Work instructions –
Your answer should be a single number: the count of lines that include "TEACHING".

[Raw records start]

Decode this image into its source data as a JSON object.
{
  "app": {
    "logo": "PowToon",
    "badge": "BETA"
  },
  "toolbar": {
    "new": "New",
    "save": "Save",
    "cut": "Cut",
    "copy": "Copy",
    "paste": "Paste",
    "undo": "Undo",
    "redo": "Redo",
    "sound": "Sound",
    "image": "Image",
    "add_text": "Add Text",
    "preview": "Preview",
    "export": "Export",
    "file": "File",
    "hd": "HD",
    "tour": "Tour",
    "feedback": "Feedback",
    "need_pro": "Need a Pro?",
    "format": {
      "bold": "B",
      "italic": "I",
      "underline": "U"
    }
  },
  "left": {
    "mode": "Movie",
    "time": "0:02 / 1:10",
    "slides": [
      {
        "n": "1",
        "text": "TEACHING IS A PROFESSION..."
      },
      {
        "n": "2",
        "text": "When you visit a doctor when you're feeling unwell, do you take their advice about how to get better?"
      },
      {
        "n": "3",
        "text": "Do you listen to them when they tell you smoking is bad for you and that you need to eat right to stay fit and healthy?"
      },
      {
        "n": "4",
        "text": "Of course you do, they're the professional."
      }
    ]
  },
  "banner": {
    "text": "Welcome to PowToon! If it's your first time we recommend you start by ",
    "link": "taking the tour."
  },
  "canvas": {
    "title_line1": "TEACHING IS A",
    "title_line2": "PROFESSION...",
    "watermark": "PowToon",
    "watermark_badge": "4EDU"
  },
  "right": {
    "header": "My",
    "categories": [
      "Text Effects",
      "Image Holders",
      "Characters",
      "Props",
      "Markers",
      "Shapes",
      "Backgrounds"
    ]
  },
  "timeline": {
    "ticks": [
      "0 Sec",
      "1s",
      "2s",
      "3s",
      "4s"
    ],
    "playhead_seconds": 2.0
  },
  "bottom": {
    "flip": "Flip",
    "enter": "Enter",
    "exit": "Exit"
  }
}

[Raw records end]

Solution for this task –
2